◆ Description of the task ◆
Write out exactly, with no other output, the lines below from the one that contains "Serialize everything readable" through the end.

Stored data entries
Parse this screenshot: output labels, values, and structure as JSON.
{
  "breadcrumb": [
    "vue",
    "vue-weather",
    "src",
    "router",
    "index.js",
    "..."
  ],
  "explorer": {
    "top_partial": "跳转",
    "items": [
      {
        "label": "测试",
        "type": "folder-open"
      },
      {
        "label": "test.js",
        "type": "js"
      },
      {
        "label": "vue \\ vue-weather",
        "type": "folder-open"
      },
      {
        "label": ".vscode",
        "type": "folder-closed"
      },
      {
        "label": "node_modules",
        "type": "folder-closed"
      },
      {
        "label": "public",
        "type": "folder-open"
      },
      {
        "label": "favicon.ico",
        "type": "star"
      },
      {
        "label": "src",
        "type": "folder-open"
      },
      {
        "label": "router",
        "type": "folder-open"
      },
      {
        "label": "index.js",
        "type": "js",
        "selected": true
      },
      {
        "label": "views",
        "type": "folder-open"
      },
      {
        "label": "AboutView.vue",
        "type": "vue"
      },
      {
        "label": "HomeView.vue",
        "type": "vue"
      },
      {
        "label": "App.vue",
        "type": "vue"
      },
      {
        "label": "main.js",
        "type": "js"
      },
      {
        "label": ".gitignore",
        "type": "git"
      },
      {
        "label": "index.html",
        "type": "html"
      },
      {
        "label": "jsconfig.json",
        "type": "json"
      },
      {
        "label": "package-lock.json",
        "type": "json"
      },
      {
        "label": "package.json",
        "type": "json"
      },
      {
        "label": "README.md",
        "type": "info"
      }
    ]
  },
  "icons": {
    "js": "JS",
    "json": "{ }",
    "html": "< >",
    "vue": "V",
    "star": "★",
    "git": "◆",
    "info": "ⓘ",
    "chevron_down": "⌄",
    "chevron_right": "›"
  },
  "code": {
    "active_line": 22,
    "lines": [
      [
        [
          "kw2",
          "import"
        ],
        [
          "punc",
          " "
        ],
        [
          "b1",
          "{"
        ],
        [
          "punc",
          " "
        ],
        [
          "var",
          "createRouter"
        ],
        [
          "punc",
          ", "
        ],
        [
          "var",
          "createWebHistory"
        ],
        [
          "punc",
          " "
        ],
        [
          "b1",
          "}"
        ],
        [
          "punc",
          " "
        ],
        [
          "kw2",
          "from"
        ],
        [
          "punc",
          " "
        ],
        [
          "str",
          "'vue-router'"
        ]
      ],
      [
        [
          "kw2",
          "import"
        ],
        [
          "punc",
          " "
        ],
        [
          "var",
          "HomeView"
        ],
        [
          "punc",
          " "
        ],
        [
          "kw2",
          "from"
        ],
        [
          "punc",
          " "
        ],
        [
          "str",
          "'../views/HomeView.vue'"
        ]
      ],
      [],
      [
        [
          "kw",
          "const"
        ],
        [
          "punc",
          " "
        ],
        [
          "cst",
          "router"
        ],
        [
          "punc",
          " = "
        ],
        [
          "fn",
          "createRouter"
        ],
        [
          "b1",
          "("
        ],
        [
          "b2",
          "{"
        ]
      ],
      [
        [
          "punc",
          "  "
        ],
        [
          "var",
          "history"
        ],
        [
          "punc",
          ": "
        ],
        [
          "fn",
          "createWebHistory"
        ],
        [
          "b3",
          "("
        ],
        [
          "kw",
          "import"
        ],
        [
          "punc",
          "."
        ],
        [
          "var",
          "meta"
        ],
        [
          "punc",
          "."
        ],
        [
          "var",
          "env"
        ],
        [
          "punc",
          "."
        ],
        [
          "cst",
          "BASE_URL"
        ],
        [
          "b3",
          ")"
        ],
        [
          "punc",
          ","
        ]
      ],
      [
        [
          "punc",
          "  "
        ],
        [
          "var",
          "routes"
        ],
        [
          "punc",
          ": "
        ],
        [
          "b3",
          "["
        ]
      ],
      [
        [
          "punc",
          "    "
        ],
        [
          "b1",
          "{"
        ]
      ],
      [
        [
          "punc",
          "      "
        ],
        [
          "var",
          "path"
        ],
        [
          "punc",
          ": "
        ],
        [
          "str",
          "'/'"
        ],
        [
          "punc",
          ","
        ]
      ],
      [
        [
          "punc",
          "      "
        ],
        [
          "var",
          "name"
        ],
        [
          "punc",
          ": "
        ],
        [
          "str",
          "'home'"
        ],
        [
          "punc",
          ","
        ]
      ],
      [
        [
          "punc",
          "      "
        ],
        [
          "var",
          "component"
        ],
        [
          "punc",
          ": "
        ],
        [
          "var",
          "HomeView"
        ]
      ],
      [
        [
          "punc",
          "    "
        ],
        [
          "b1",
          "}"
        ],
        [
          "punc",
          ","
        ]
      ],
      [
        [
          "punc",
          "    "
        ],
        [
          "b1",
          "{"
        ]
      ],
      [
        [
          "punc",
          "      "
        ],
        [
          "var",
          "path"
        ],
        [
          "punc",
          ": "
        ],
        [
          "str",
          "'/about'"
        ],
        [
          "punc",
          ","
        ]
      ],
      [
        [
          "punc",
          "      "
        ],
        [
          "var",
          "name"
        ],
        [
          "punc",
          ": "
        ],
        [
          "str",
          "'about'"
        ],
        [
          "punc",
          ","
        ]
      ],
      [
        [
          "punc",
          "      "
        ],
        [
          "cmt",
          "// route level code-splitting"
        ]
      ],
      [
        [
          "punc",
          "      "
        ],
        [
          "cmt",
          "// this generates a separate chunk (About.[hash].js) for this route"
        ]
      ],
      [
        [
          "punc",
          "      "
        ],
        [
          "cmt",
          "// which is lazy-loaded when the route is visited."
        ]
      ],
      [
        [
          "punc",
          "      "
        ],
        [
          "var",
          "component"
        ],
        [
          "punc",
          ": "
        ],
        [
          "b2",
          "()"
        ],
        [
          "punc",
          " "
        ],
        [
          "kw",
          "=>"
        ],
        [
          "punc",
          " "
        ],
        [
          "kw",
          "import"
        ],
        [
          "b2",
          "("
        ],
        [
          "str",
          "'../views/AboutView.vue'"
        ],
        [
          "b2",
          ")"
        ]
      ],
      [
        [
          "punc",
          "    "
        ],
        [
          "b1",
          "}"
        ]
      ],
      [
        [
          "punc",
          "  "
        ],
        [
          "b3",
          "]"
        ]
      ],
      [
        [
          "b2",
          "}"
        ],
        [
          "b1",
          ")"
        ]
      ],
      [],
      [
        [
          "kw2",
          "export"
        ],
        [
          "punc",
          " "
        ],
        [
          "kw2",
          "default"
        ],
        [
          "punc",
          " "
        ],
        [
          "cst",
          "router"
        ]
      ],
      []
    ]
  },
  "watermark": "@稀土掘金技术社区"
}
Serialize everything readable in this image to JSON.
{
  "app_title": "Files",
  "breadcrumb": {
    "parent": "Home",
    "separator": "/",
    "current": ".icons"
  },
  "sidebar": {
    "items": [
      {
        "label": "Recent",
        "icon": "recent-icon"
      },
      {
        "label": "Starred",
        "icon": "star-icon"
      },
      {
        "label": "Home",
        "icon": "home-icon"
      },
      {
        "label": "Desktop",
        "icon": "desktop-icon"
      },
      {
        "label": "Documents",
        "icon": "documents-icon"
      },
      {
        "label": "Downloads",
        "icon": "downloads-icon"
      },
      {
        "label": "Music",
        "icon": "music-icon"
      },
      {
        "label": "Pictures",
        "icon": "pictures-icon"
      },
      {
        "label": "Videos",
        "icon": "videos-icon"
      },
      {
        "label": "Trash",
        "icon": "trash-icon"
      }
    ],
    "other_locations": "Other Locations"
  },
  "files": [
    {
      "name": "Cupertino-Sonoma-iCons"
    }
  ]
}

◆ Full solution ◆
Serialize everything readable in this image to JSON.
{
  "app_title": "Files",
  "breadcrumb": {
    "parent": "Home",
    "separator": "/",
    "current": ".icons"
  },
  "sidebar": {
    "items": [
      {
        "label": "Recent",
        "icon": "recent-icon"
      },
      {
        "label": "Starred",
        "icon": "star-icon"
      },
      {
        "label": "Home",
        "icon": "home-icon"
      },
      {
        "label": "Desktop",
        "icon": "desktop-icon"
      },
      {
        "label": "Documents",
        "icon": "documents-icon"
      },
      {
        "label": "Downloads",
        "icon": "downloads-icon"
      },
      {
        "label": "Music",
        "icon": "music-icon"
      },
      {
        "label": "Pictures",
        "icon": "pictures-icon"
      },
      {
        "label": "Videos",
        "icon": "videos-icon"
      },
      {
        "label": "Trash",
        "icon": "trash-icon"
      }
    ],
    "other_locations": "Other Locations"
  },
  "files": [
    {
      "name": "Cupertino-Sonoma-iCons"
    }
  ]
}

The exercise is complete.